**Texte à lire:**

▽

Film rare dans la production coréenne contemporaine, With a Girl of Black Soil est un parent proche des films chinois qui traitent du même sujet. Ce qui le rend si particulier, c’est la pluricité de ses points de vue. Si le regard de l’enfant l’emporte sur l’ensemble, le réalisateur livre au travers de sa mise en scène, l’interprétation de spectateurs intérieurs à l’histoire, tour à tour incarnés et omniscients. Sans s’y substituer, la caméra de Jeon Soo-il adopte ainsi, par exemple, le point de vue d’une femme qui s’apprête à prendre le bus - sa compassion discrète, un peu gênée - lorsque, au début du film, les enfants attendent que leur père revienne des profondeurs du village. Une technique de narration implicite, qui permet au film de ne jamais sombrer dans un pathos simple, qui serait celui d’un parti pris mélodramatique.

C’est d’ailleurs ce que l’on pourrait, finalement, reprocher à ce sombre tableau. En évitant les extrêmes tout comme les interventions extérieures à ce triangle familial, de plus en plus dysfonctionnel, With a Girl of Black Soil est peut-être trop uniformément triste, écrasant. Comme lorsque le réalisateur cadre Young-lim au travers du carreau étroit d’une porte dans un des nombreux bâtiment abandonnés du village, la contraignant non pas dans un espace en trois dimensions, mais dans l’image. Comme si sa réalité n’était pas assez terne... Dépassée par l’attitude de son père, Young-lin cesse de rire et fait le choix de se séparer de son frère, avant que la chute de la famille augmente encore son handicap. Un sacrifice qui aura raison d’elle et, de fait, de Hyegon (dans une conclusion implicitement sévère), alors que, hors du temps, le village subit sa transformation impersonnelle.

Jeon Soo-il fait ici le constat d’une Corée oubliée, déshumanisée de force. Un constat d’autant plus douloureux qu’il est vécu au travers d’enfances détruites – l’une bloquée dans son évolution, l’autre avortée par un contexte qui a forcé sa transition à l’âge adulte. Yu Yun-mi et Jo Yun-jing, interprètes de ces enfants qui ne peuvent jouir de leur innocence ou y sont contraints, y sont tous les deux remarquables.

With a Girl of Black Soil a été diffusé au cours de la dixième édition du Festival du film asiatique de Deauville (2008), en compétition officielle, où il a remporté le Lotus du meilleur film, ainsi que le Lotus Air France (prix de la critique).

△

**Consignes:**
**1)** Recopiez le passage du texte en commençant à « C’est d’ailleurs ce » et en finissant à « sa transformation impersonnelle. », mais remplacez « village » par « hameau ».
**2)** Selon le texte, quelles récompenses le film a-t-il obtenues au Festival du film asiatique de Deauville ?
Le matériel qui suit n'est pas nécessaire pour répondre.

**Matériel fourni:**
▽

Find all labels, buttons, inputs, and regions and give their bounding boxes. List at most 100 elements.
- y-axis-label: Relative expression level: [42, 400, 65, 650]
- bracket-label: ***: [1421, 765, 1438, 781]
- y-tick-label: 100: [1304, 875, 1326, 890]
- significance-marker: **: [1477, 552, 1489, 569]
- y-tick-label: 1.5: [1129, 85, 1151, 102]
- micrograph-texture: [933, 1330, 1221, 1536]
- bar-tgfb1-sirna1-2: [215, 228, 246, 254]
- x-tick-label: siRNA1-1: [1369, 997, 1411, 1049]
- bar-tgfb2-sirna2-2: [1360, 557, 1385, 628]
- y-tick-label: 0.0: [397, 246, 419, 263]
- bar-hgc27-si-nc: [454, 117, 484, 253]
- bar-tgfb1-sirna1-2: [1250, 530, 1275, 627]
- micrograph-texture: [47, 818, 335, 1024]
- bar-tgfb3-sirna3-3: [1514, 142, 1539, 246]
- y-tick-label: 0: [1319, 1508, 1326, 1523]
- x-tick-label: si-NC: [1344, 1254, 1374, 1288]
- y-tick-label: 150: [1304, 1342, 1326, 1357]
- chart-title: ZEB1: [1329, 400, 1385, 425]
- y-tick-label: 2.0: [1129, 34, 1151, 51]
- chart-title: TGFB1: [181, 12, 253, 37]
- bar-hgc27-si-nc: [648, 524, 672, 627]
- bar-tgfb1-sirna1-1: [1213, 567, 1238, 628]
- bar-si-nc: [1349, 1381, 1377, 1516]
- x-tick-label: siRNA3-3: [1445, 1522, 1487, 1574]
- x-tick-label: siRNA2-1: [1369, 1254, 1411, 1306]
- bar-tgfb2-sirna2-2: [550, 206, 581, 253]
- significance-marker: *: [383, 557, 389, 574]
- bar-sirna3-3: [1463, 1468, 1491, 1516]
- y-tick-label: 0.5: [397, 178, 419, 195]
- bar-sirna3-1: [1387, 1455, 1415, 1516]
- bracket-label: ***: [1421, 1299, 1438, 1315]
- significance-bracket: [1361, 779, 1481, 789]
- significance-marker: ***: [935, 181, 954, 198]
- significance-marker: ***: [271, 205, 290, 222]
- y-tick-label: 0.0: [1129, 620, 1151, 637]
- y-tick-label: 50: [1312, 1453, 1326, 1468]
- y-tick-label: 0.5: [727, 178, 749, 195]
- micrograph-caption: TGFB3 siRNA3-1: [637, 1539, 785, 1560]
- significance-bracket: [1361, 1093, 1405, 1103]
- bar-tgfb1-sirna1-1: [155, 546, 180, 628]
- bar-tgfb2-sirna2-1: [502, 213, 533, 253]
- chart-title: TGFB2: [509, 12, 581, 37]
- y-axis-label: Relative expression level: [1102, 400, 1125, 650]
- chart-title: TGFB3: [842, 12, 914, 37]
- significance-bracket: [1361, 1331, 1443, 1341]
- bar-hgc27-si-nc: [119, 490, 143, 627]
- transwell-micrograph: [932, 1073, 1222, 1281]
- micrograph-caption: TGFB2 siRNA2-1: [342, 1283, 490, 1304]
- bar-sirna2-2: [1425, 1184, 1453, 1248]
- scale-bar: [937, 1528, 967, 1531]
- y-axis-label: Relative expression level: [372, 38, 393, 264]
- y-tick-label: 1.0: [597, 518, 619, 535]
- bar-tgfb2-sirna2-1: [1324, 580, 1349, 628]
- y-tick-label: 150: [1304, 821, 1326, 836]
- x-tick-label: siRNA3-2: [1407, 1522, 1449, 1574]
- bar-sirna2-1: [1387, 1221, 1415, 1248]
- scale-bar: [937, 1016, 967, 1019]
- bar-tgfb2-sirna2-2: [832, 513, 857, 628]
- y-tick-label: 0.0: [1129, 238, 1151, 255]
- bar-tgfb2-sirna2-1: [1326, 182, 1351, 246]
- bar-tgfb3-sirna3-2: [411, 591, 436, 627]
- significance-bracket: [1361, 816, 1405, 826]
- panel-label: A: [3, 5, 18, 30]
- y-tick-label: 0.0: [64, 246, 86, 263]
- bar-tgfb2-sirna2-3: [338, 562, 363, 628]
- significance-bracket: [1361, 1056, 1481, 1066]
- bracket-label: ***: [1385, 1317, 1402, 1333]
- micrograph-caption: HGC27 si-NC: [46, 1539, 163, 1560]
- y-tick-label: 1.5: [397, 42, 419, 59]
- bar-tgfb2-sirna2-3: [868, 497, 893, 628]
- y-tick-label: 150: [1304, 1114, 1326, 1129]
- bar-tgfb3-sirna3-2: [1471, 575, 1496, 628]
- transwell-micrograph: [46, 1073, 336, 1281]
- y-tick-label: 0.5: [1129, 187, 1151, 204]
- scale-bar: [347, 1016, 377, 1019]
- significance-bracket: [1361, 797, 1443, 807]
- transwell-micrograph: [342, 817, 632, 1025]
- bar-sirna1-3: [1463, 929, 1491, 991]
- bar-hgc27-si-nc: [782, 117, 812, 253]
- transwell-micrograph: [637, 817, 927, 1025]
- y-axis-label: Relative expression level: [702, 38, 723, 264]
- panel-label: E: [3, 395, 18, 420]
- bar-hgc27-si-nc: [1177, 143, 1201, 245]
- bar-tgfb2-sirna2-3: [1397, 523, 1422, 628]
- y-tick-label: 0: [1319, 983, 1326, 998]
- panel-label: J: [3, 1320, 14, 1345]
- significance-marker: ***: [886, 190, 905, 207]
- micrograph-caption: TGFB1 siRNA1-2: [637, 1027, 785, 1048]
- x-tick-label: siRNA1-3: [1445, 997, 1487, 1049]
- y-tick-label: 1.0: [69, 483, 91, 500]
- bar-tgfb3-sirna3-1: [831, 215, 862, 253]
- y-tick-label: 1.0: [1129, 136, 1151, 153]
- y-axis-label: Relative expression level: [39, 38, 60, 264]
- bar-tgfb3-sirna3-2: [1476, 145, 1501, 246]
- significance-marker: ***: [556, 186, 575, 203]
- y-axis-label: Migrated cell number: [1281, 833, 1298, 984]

△

**Réponses aux consignes:**
**1)**
C’est d’ailleurs ce que l’on pourrait, finalement, reprocher à ce sombre tableau. En évitant les extrêmes tout comme les interventions extérieures à ce triangle familial, de plus en plus dysfonctionnel, With a Girl of Black Soil est peut-être trop uniformément triste, écrasant. Comme lorsque le réalisateur cadre Young-lim au travers du carreau étroit d’une porte dans un des nombreux bâtiment abandonnés du hameau, la contraignant non pas dans un espace en trois dimensions, mais dans l’image. Comme si sa réalité n’était pas assez terne... Dépassée par l’attitude de son père, Young-lin cesse de rire et fait le choix de se séparer de son frère, avant que la chute de la famille augmente encore son handicap. Un sacrifice qui aura raison d’elle et, de fait, de Hyegon (dans une conclusion implicitement sévère), alors que, hors du temps, le hameau subit sa transformation impersonnelle.

**2)** Le Lotus du meilleur film et le Lotus Air France (prix de la critique).